(EXERCISE DETAILS): Check every line of the material below for the string "document", and return the ones that have it.

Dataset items
— START —
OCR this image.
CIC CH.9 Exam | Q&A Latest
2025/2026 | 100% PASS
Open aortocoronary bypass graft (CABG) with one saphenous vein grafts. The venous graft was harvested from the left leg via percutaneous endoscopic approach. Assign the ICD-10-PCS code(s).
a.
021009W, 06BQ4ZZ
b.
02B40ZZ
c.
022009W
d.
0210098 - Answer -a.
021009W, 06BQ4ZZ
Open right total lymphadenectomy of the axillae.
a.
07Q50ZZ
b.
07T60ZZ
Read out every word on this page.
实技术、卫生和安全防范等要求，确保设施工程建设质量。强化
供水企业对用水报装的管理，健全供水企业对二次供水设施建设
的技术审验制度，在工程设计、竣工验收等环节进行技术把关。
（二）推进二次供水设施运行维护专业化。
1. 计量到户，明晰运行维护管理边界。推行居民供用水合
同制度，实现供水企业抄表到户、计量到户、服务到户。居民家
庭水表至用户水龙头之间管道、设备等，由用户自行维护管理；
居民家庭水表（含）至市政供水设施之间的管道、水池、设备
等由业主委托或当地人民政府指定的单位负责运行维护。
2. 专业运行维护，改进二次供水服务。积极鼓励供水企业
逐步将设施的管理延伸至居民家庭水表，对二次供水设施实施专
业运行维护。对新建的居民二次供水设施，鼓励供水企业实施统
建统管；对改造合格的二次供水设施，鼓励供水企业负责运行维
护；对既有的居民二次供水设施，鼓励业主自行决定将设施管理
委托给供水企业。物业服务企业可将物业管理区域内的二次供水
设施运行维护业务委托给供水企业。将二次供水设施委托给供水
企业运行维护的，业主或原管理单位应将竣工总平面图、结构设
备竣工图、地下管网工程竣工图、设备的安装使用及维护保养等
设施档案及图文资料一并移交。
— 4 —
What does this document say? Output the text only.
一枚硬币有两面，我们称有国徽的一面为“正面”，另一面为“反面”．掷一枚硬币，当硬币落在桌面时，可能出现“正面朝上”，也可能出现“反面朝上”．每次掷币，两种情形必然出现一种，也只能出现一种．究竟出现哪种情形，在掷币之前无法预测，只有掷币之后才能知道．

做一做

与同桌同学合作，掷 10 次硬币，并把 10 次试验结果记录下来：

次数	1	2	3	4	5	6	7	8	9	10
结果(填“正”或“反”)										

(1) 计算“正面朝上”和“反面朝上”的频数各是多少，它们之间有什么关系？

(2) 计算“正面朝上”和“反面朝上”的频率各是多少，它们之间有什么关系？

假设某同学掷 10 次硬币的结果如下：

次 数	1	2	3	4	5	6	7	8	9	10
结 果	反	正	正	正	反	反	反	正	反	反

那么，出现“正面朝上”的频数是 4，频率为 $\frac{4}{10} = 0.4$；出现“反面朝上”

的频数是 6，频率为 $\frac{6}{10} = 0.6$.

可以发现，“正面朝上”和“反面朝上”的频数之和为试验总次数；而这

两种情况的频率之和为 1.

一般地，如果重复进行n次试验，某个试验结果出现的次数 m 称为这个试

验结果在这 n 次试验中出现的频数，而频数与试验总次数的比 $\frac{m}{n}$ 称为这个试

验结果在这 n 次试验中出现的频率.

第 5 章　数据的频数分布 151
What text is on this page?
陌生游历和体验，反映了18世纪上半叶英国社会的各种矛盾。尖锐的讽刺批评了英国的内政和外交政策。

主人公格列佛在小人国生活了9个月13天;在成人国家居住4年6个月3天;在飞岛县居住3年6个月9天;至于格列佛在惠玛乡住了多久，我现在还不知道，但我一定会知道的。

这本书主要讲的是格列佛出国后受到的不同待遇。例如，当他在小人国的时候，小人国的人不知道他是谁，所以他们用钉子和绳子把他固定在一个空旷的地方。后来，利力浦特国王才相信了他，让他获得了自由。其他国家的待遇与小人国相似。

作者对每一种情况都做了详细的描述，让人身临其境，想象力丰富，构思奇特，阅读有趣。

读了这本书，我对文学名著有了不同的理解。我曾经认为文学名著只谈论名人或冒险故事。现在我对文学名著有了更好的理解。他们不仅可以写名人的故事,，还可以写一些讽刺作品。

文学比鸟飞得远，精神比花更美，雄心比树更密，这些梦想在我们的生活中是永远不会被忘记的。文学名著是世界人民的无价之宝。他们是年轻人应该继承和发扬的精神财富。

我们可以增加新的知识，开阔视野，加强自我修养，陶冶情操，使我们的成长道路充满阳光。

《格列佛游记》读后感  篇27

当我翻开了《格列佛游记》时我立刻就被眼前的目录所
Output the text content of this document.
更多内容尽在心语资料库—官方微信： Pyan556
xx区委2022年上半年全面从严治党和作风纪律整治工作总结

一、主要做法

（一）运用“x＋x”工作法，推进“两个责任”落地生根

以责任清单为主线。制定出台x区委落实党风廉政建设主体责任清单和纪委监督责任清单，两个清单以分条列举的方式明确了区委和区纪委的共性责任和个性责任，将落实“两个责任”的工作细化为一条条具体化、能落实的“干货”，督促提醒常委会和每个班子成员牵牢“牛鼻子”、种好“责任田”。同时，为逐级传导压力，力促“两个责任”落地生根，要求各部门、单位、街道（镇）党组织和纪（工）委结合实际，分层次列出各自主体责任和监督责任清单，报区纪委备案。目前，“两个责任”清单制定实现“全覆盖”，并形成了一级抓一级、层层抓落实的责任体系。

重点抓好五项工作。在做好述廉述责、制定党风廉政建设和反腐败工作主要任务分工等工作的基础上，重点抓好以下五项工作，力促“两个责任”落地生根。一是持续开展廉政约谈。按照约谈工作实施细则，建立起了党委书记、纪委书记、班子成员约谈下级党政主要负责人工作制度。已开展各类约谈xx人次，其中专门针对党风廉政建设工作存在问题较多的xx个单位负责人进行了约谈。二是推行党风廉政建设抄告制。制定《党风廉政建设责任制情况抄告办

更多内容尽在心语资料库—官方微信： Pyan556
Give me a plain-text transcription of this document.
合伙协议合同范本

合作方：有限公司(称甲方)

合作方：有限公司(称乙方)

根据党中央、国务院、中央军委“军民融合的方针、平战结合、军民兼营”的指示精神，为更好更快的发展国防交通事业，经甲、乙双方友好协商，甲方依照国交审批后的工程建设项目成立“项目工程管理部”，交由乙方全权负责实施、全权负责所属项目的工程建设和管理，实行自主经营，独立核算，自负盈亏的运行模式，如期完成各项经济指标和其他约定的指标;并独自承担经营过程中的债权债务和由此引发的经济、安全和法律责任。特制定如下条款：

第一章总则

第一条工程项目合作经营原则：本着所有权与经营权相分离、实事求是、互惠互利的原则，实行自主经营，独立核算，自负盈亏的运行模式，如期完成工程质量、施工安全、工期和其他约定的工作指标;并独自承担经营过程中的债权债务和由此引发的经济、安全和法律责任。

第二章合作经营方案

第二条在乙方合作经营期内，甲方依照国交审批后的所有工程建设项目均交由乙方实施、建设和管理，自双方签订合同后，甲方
— END —
(RESPONSE FOR THIS EXERCISE):
What does this document say? Output the text only.
Output the text content of this document.
Give me a plain-text transcription of this document.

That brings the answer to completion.